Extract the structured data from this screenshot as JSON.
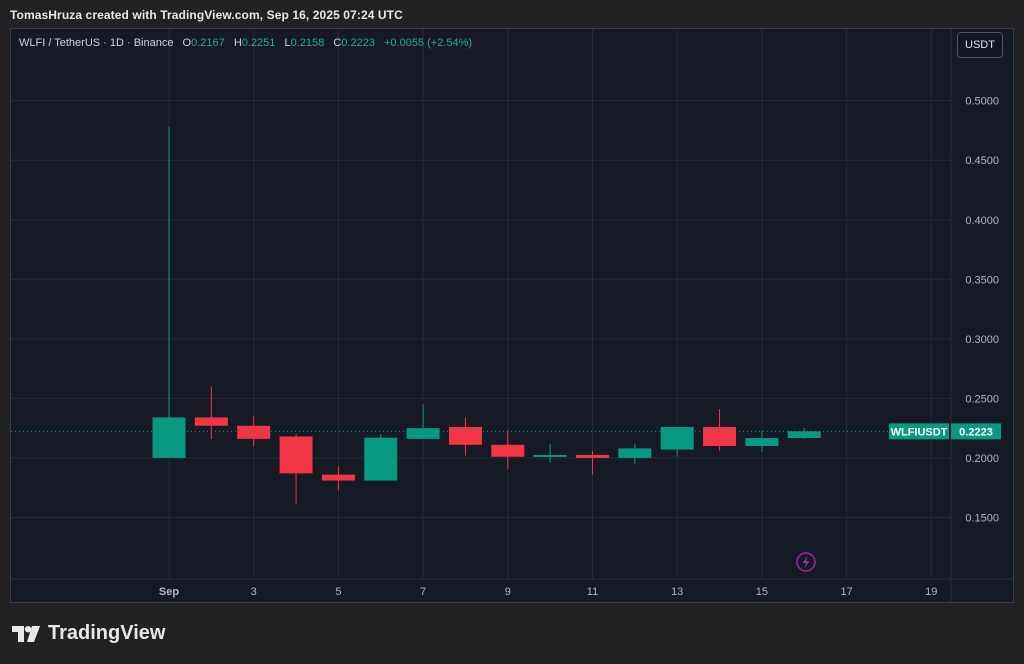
{
  "attribution": "TomasHruza created with TradingView.com, Sep 16, 2025 07:24 UTC",
  "legend": {
    "symbol": "WLFI / TetherUS · 1D · Binance",
    "o_label": "O",
    "o_value": "0.2167",
    "h_label": "H",
    "h_value": "0.2251",
    "l_label": "L",
    "l_value": "0.2158",
    "c_label": "C",
    "c_value": "0.2223",
    "change": "+0.0055 (+2.54%)"
  },
  "currency_button": "USDT",
  "footer_brand": "TradingView",
  "colors": {
    "up": "#089981",
    "down": "#f23645",
    "background": "#161a25",
    "grid": "#262b37",
    "axis_text": "#b2b5be",
    "flash_icon": "#9c27b0"
  },
  "icons": [
    "flash-icon",
    "tradingview-logo-icon"
  ],
  "chart_data": {
    "type": "candlestick",
    "title": "WLFI / TetherUS · 1D · Binance",
    "x": [
      "2025-09-01",
      "2025-09-02",
      "2025-09-03",
      "2025-09-04",
      "2025-09-05",
      "2025-09-06",
      "2025-09-07",
      "2025-09-08",
      "2025-09-09",
      "2025-09-10",
      "2025-09-11",
      "2025-09-12",
      "2025-09-13",
      "2025-09-14",
      "2025-09-15",
      "2025-09-16"
    ],
    "open": [
      0.2,
      0.234,
      0.227,
      0.218,
      0.186,
      0.181,
      0.216,
      0.226,
      0.211,
      0.2015,
      0.2025,
      0.2,
      0.207,
      0.226,
      0.21,
      0.2167
    ],
    "high": [
      0.478,
      0.26,
      0.235,
      0.22,
      0.193,
      0.22,
      0.245,
      0.234,
      0.223,
      0.212,
      0.206,
      0.212,
      0.226,
      0.241,
      0.223,
      0.2251
    ],
    "low": [
      0.2,
      0.216,
      0.21,
      0.161,
      0.173,
      0.181,
      0.216,
      0.202,
      0.191,
      0.196,
      0.186,
      0.195,
      0.201,
      0.206,
      0.205,
      0.2158
    ],
    "close": [
      0.234,
      0.227,
      0.216,
      0.187,
      0.181,
      0.217,
      0.225,
      0.211,
      0.201,
      0.2025,
      0.2,
      0.208,
      0.226,
      0.21,
      0.2167,
      0.2223
    ],
    "x_tick_labels": [
      "Sep",
      "3",
      "5",
      "7",
      "9",
      "11",
      "13",
      "15",
      "17",
      "19"
    ],
    "x_tick_days": [
      1,
      3,
      5,
      7,
      9,
      11,
      13,
      15,
      17,
      19
    ],
    "y_ticks": [
      0.15,
      0.2,
      0.25,
      0.3,
      0.35,
      0.4,
      0.45,
      0.5
    ],
    "y_tick_labels": [
      "0.1500",
      "0.2000",
      "0.2500",
      "0.3000",
      "0.3500",
      "0.4000",
      "0.4500",
      "0.5000"
    ],
    "ylim": [
      0.1,
      0.535
    ],
    "grid": true,
    "last_price": 0.2223,
    "last_price_label": "0.2223",
    "symbol_label": "WLFIUSDT"
  }
}
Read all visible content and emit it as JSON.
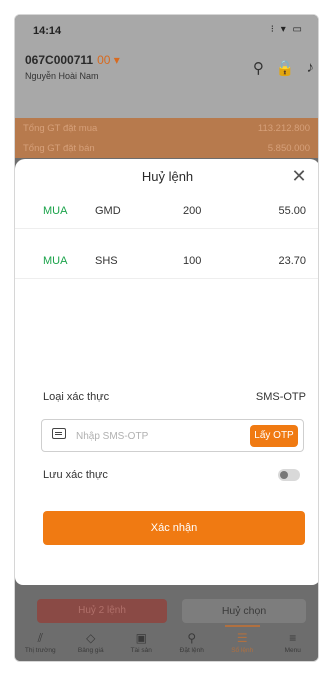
{
  "status_bar": {
    "time": "14:14",
    "indicators": "⁝ ▾ ▭"
  },
  "header": {
    "account_id": "067C000711",
    "account_suffix": "00 ▾",
    "user_name": "Nguyễn Hoài Nam",
    "icons": [
      "search-icon",
      "lock-icon",
      "bell-icon"
    ]
  },
  "summary": [
    {
      "label": "Tổng GT đặt mua",
      "value": "113.212.800"
    },
    {
      "label": "Tổng GT đặt bán",
      "value": "5.850.000"
    }
  ],
  "sheet": {
    "title": "Huỷ lệnh",
    "close": "✕",
    "orders": [
      {
        "side": "MUA",
        "symbol": "GMD",
        "quantity": "200",
        "price": "55.00"
      },
      {
        "side": "MUA",
        "symbol": "SHS",
        "quantity": "100",
        "price": "23.70"
      }
    ],
    "auth_type_label": "Loại xác thực",
    "auth_type_value": "SMS-OTP",
    "otp_placeholder": "Nhập SMS-OTP",
    "get_otp_label": "Lấy OTP",
    "save_auth_label": "Lưu xác thực",
    "confirm_label": "Xác nhận"
  },
  "actions": {
    "cancel_orders": "Huỷ 2 lệnh",
    "cancel_selection": "Huỷ chọn"
  },
  "nav": [
    {
      "icon": "market-icon",
      "glyph": "⫽",
      "label": "Thị trường"
    },
    {
      "icon": "price-board-icon",
      "glyph": "◇",
      "label": "Bảng giá"
    },
    {
      "icon": "assets-icon",
      "glyph": "▣",
      "label": "Tài sản"
    },
    {
      "icon": "place-order-icon",
      "glyph": "⚲",
      "label": "Đặt lệnh"
    },
    {
      "icon": "order-book-icon",
      "glyph": "☰",
      "label": "Sổ lệnh"
    },
    {
      "icon": "menu-icon",
      "glyph": "≡",
      "label": "Menu"
    }
  ],
  "colors": {
    "accent": "#f07a12",
    "buy": "#1aa34a"
  }
}
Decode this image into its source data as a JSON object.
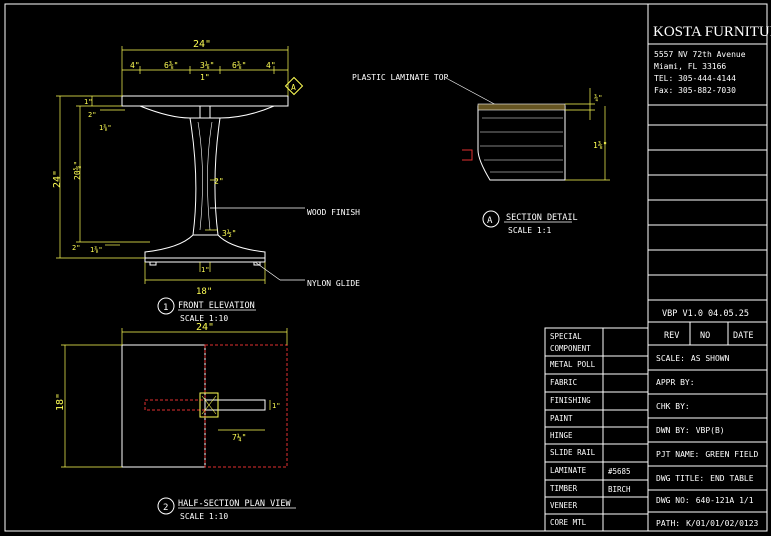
{
  "title_block": {
    "company": "KOSTA FURNITURE",
    "address": [
      "5557 NV 72th Avenue",
      "Miami, FL  33166",
      "TEL: 305-444-4144",
      "Fax: 305-882-7030"
    ],
    "version": "VBP   V1.0  04.05.25",
    "rev_header": [
      "REV",
      "NO",
      "DATE"
    ],
    "fields": [
      {
        "label": "SCALE:",
        "value": "AS SHOWN"
      },
      {
        "label": "APPR BY:",
        "value": ""
      },
      {
        "label": "CHK BY:",
        "value": ""
      },
      {
        "label": "DWN BY:",
        "value": "VBP(B)"
      },
      {
        "label": "PJT NAME:",
        "value": "GREEN FIELD"
      },
      {
        "label": "DWG TITLE:",
        "value": "END TABLE"
      },
      {
        "label": "DWG NO:",
        "value": "640-121A    1/1"
      },
      {
        "label": "PATH:",
        "value": "K/01/01/02/0123"
      }
    ]
  },
  "spec_table": [
    {
      "label": "SPECIAL\nCOMPONENT",
      "value": ""
    },
    {
      "label": "METAL POLL",
      "value": ""
    },
    {
      "label": "FABRIC",
      "value": ""
    },
    {
      "label": "FINISHING",
      "value": ""
    },
    {
      "label": "PAINT",
      "value": ""
    },
    {
      "label": "HINGE",
      "value": ""
    },
    {
      "label": "SLIDE RAIL",
      "value": ""
    },
    {
      "label": "LAMINATE",
      "value": "#5685"
    },
    {
      "label": "TIMBER",
      "value": "BIRCH"
    },
    {
      "label": "VENEER",
      "value": ""
    },
    {
      "label": "CORE MTL",
      "value": ""
    }
  ],
  "views": {
    "front": {
      "num": "1",
      "title": "FRONT ELEVATION",
      "scale": "SCALE 1:10"
    },
    "section": {
      "num": "A",
      "title": "SECTION DETAIL",
      "scale": "SCALE 1:1"
    },
    "plan": {
      "num": "2",
      "title": "HALF-SECTION PLAN VIEW",
      "scale": "SCALE 1:10"
    }
  },
  "callouts": {
    "laminate": "PLASTIC LAMINATE TOP",
    "wood": "WOOD FINISH",
    "glide": "NYLON GLIDE",
    "section_marker": "A"
  },
  "dimensions": {
    "top_width": "24\"",
    "top_left": "4\"",
    "top_mid_l": "6⅜\"",
    "top_center": "3⅛\"",
    "top_mid_r": "6⅜\"",
    "top_right": "4\"",
    "top_small": "1\"",
    "height": "24\"",
    "leg_h": "20⅝\"",
    "top_thk": "1\"",
    "apron": "2\"",
    "apron2": "1⅜\"",
    "base": "2\"",
    "base2": "1⅜\"",
    "stem": "2\"",
    "stem2": "3½\"",
    "foot": "18\"",
    "foot_small": "1\"",
    "sec_v1": "¾\"",
    "sec_v2": "1⅜\"",
    "plan_w": "24\"",
    "plan_h": "18\"",
    "plan_a": "7¼\"",
    "plan_b": "1\""
  }
}
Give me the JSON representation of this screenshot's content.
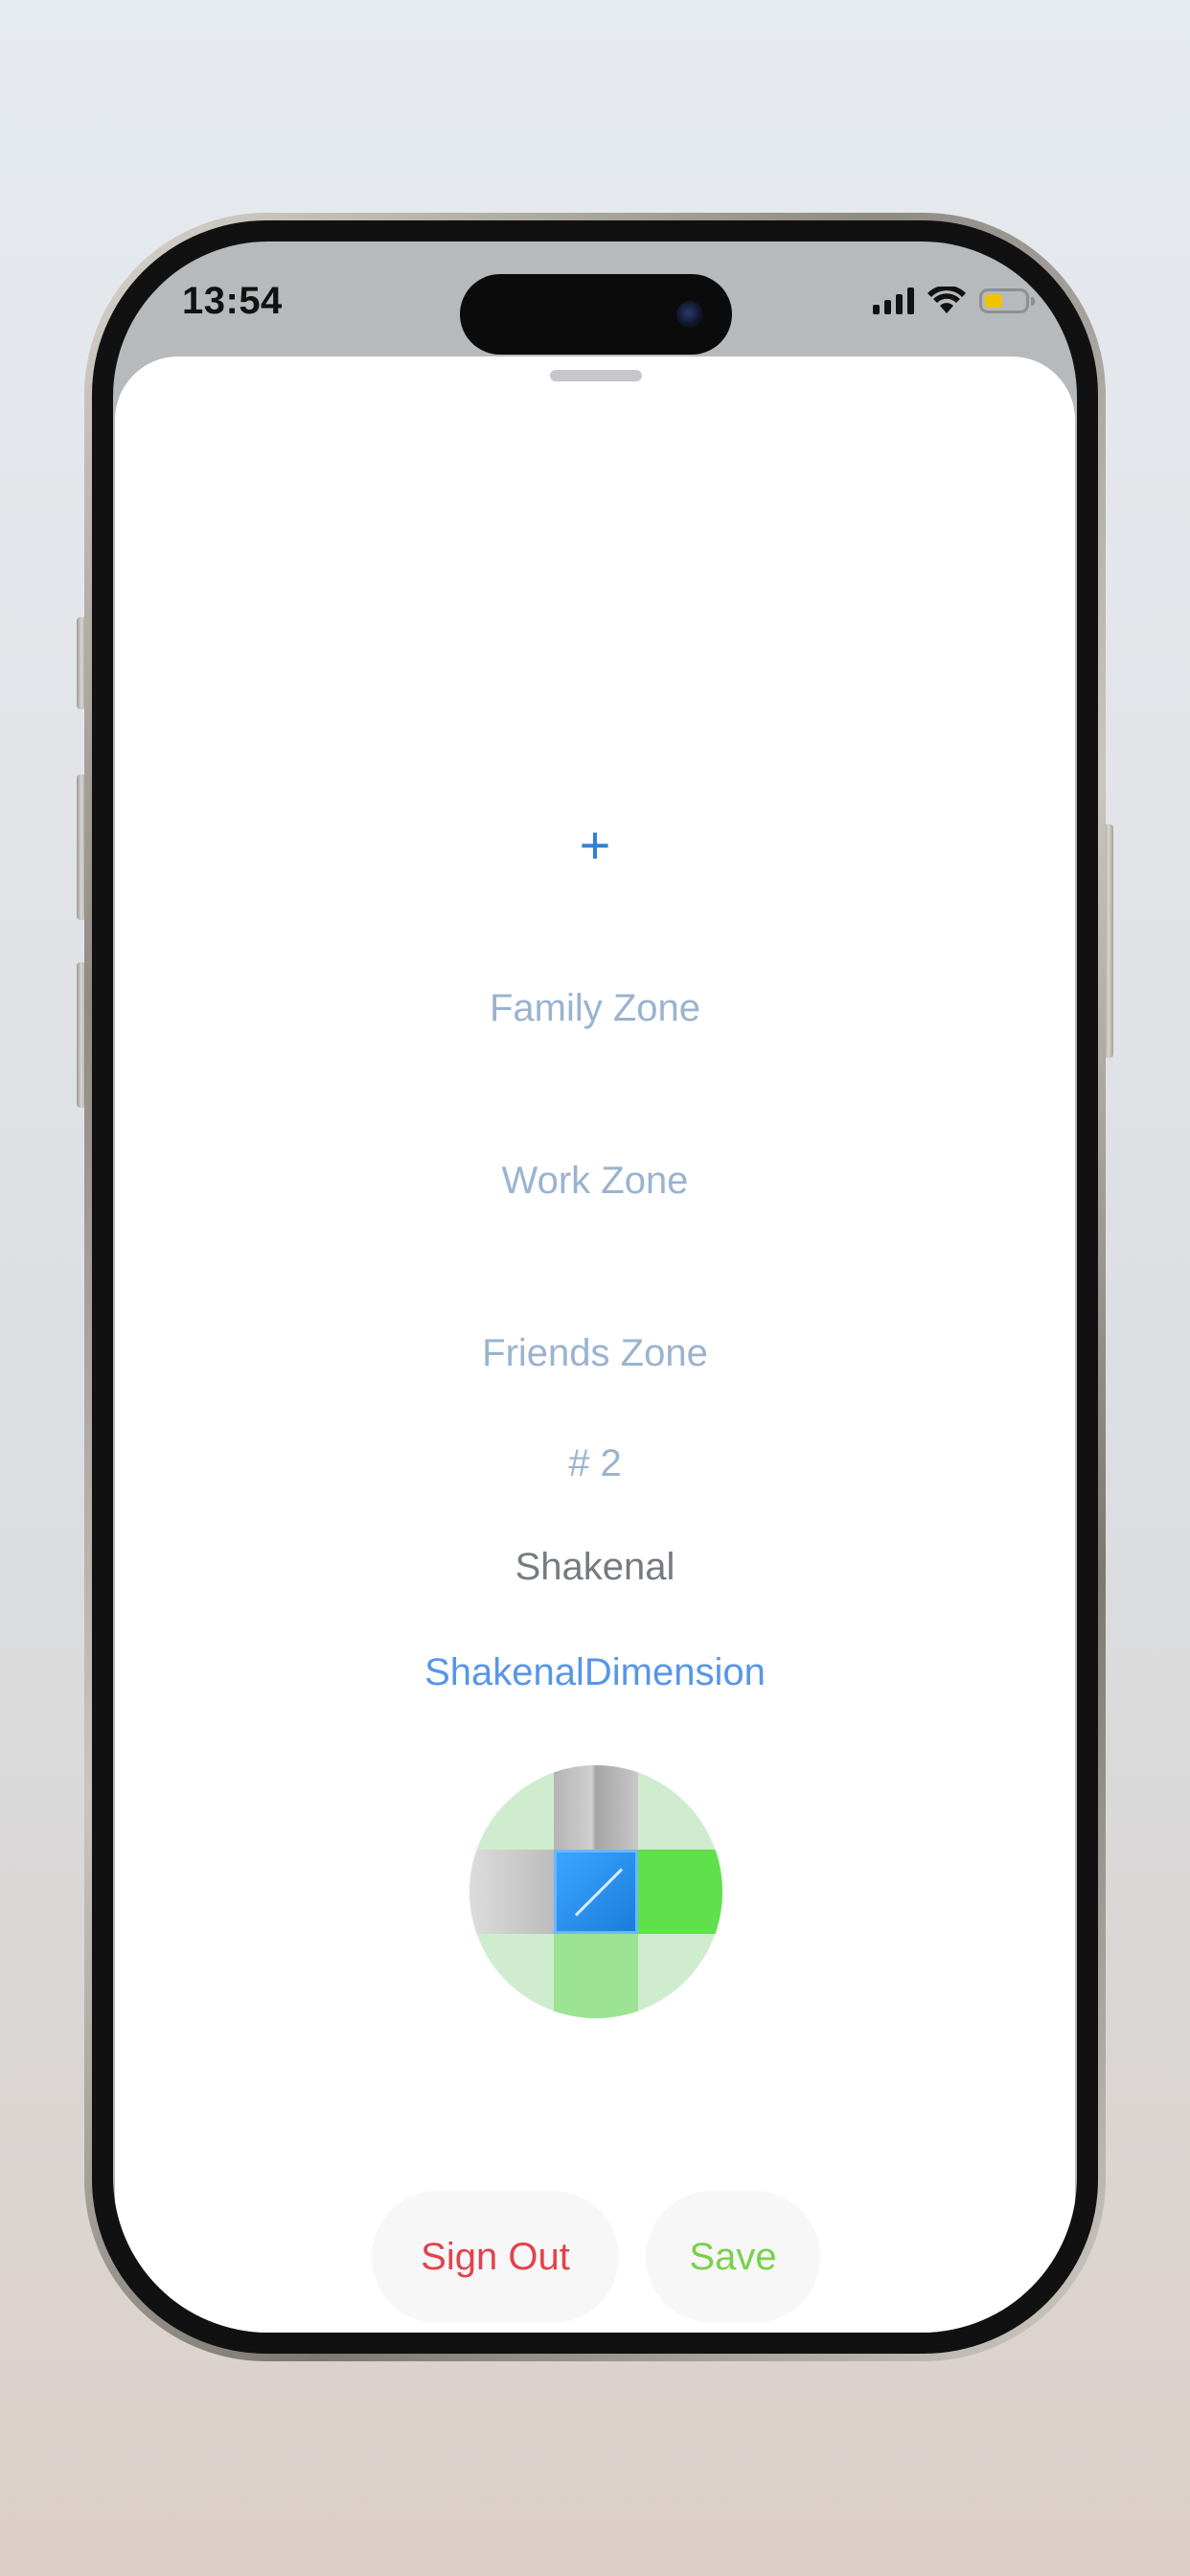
{
  "status_bar": {
    "time": "13:54",
    "signal_icon": "cellular-signal-icon",
    "wifi_icon": "wifi-icon",
    "battery_icon": "battery-icon",
    "battery_level": 0.45,
    "battery_color": "#f2c200"
  },
  "sheet": {
    "add_label": "+",
    "zones": [
      "Family Zone",
      "Work Zone",
      "Friends Zone"
    ],
    "number_label": "# 2",
    "username": "Shakenal",
    "dimension_name": "ShakenalDimension",
    "colors": {
      "accent_blue": "#2f80d6",
      "zone_text": "#9ab3cf",
      "dimension_text": "#5796e8",
      "sign_out": "#e0444c",
      "save": "#7ad14a"
    }
  },
  "dpad": {
    "icon": "dimension-dpad-icon",
    "cells": {
      "top": "gray",
      "left": "gray",
      "center": "blue",
      "right": "green",
      "bottom": "light-green"
    }
  },
  "buttons": {
    "sign_out": "Sign Out",
    "save": "Save"
  }
}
######
TO DO:
Look through the entries above. Extract each line with the word "JSON".

SOLUTION TO THIS EXERCISE:
Extract the structured data from this screenshot as JSON.
Read all visible content and emit it as JSON.
Decode this image into its source data as a JSON object.
Give me the JSON representation of this screenshot's content.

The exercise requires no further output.